> _STATED PROBLEM_
Can you rewrite all the records below, replacing "significance-superscript" with "significance-marker" and leaving everything else unchanged? Leave the pictures out of your answer.

>> START

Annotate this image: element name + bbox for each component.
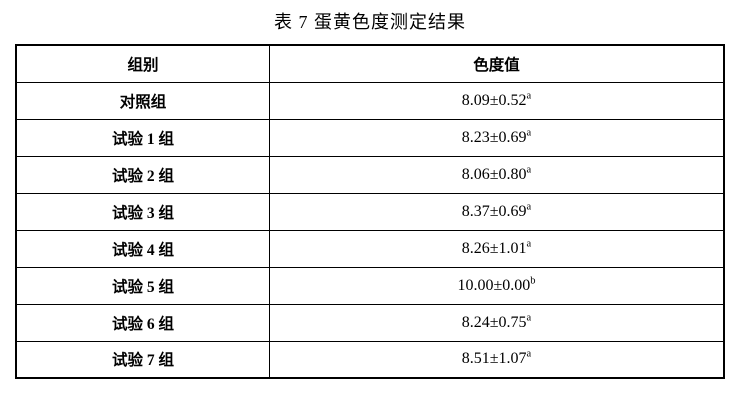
- measurement-value: 8.37±0.69: [461, 202, 527, 220]
- measurement-value: 10.00±0.00: [457, 276, 531, 294]
- table-row: 试验 6 组 8.24±0.75a: [15, 303, 725, 342]
- group-cell: 试验 4 组: [15, 229, 270, 268]
- significance-superscript: a: [526, 312, 532, 324]
- table-row: 试验 2 组 8.06±0.80a: [15, 155, 725, 194]
- group-cell: 试验 3 组: [15, 192, 270, 231]
- measurement-value: 8.26±1.01: [461, 239, 527, 257]
- table-row: 试验 7 组 8.51±1.07a: [15, 340, 725, 379]
- value-cell: 8.26±1.01a: [268, 229, 725, 268]
- value-cell: 8.24±0.75a: [268, 303, 725, 342]
- table-row: 试验 5 组 10.00±0.00b: [15, 266, 725, 305]
- table-row: 试验 3 组 8.37±0.69a: [15, 192, 725, 231]
- table-row: 试验 4 组 8.26±1.01a: [15, 229, 725, 268]
- measurement-value: 8.23±0.69: [461, 128, 527, 146]
- value-cell: 8.37±0.69a: [268, 192, 725, 231]
- document-page: 表 7 蛋黄色度测定结果 组别 色度值 对照组 8.09±0.52a 试验 1 …: [0, 7, 740, 417]
- significance-superscript: a: [526, 127, 532, 139]
- header-cell-value: 色度值: [268, 44, 725, 83]
- table-row: 对照组 8.09±0.52a: [15, 81, 725, 120]
- group-cell: 试验 5 组: [15, 266, 270, 305]
- significance-superscript: a: [526, 164, 532, 176]
- measurement-value: 8.06±0.80: [461, 165, 527, 183]
- group-cell: 试验 2 组: [15, 155, 270, 194]
- value-cell: 8.09±0.52a: [268, 81, 725, 120]
- group-cell: 试验 1 组: [15, 118, 270, 157]
- value-cell: 8.23±0.69a: [268, 118, 725, 157]
- header-cell-group: 组别: [15, 44, 270, 83]
- header-row: 组别 色度值: [15, 44, 725, 83]
- value-cell: 8.06±0.80a: [268, 155, 725, 194]
- group-cell: 试验 7 组: [15, 340, 270, 379]
- significance-superscript: a: [526, 348, 532, 360]
- significance-superscript: a: [526, 90, 532, 102]
- table-caption: 表 7 蛋黄色度测定结果: [274, 12, 466, 32]
- measurement-value: 8.09±0.52: [461, 91, 527, 109]
- measurement-value: 8.51±1.07: [461, 350, 527, 368]
- group-cell: 试验 6 组: [15, 303, 270, 342]
- measurement-value: 8.24±0.75: [461, 313, 527, 331]
- group-cell: 对照组: [15, 81, 270, 120]
- significance-superscript: a: [526, 201, 532, 213]
- value-cell: 8.51±1.07a: [268, 340, 725, 379]
- value-cell: 10.00±0.00b: [268, 266, 725, 305]
- significance-superscript: a: [526, 238, 532, 250]
- table-row: 试验 1 组 8.23±0.69a: [15, 118, 725, 157]
- results-table: 组别 色度值 对照组 8.09±0.52a 试验 1 组 8.23±0.69a …: [15, 44, 725, 379]
- significance-superscript: b: [530, 275, 536, 287]
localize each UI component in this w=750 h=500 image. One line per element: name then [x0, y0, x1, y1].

>> END

> _SOLUTION TO THIS PROBLEM_
Annotate this image: element name + bbox for each component.
- measurement-value: 8.37±0.69: [461, 202, 527, 220]
- measurement-value: 10.00±0.00: [457, 276, 531, 294]
- table-row: 试验 6 组 8.24±0.75a: [15, 303, 725, 342]
- group-cell: 试验 4 组: [15, 229, 270, 268]
- significance-marker: a: [526, 312, 532, 324]
- table-row: 试验 2 组 8.06±0.80a: [15, 155, 725, 194]
- group-cell: 试验 3 组: [15, 192, 270, 231]
- measurement-value: 8.26±1.01: [461, 239, 527, 257]
- table-row: 试验 7 组 8.51±1.07a: [15, 340, 725, 379]
- value-cell: 8.26±1.01a: [268, 229, 725, 268]
- value-cell: 8.24±0.75a: [268, 303, 725, 342]
- table-row: 试验 5 组 10.00±0.00b: [15, 266, 725, 305]
- table-row: 试验 3 组 8.37±0.69a: [15, 192, 725, 231]
- table-row: 试验 4 组 8.26±1.01a: [15, 229, 725, 268]
- measurement-value: 8.23±0.69: [461, 128, 527, 146]
- value-cell: 8.37±0.69a: [268, 192, 725, 231]
- document-page: 表 7 蛋黄色度测定结果 组别 色度值 对照组 8.09±0.52a 试验 1 …: [0, 7, 740, 417]
- significance-marker: a: [526, 127, 532, 139]
- header-cell-value: 色度值: [268, 44, 725, 83]
- table-row: 对照组 8.09±0.52a: [15, 81, 725, 120]
- group-cell: 试验 5 组: [15, 266, 270, 305]
- significance-marker: a: [526, 164, 532, 176]
- measurement-value: 8.06±0.80: [461, 165, 527, 183]
- group-cell: 试验 2 组: [15, 155, 270, 194]
- value-cell: 8.09±0.52a: [268, 81, 725, 120]
- group-cell: 试验 1 组: [15, 118, 270, 157]
- value-cell: 8.23±0.69a: [268, 118, 725, 157]
- header-cell-group: 组别: [15, 44, 270, 83]
- header-row: 组别 色度值: [15, 44, 725, 83]
- value-cell: 8.06±0.80a: [268, 155, 725, 194]
- group-cell: 试验 7 组: [15, 340, 270, 379]
- significance-marker: a: [526, 348, 532, 360]
- significance-marker: a: [526, 90, 532, 102]
- table-caption: 表 7 蛋黄色度测定结果: [274, 12, 466, 32]
- measurement-value: 8.09±0.52: [461, 91, 527, 109]
- measurement-value: 8.51±1.07: [461, 350, 527, 368]
- group-cell: 试验 6 组: [15, 303, 270, 342]
- measurement-value: 8.24±0.75: [461, 313, 527, 331]
- group-cell: 对照组: [15, 81, 270, 120]
- significance-marker: a: [526, 201, 532, 213]
- value-cell: 8.51±1.07a: [268, 340, 725, 379]
- value-cell: 10.00±0.00b: [268, 266, 725, 305]
- significance-marker: a: [526, 238, 532, 250]
- table-row: 试验 1 组 8.23±0.69a: [15, 118, 725, 157]
- results-table: 组别 色度值 对照组 8.09±0.52a 试验 1 组 8.23±0.69a …: [15, 44, 725, 379]
- significance-marker: b: [530, 275, 536, 287]
localize each UI component in this w=750 h=500 image. One line per element: name then [x0, y0, x1, y1].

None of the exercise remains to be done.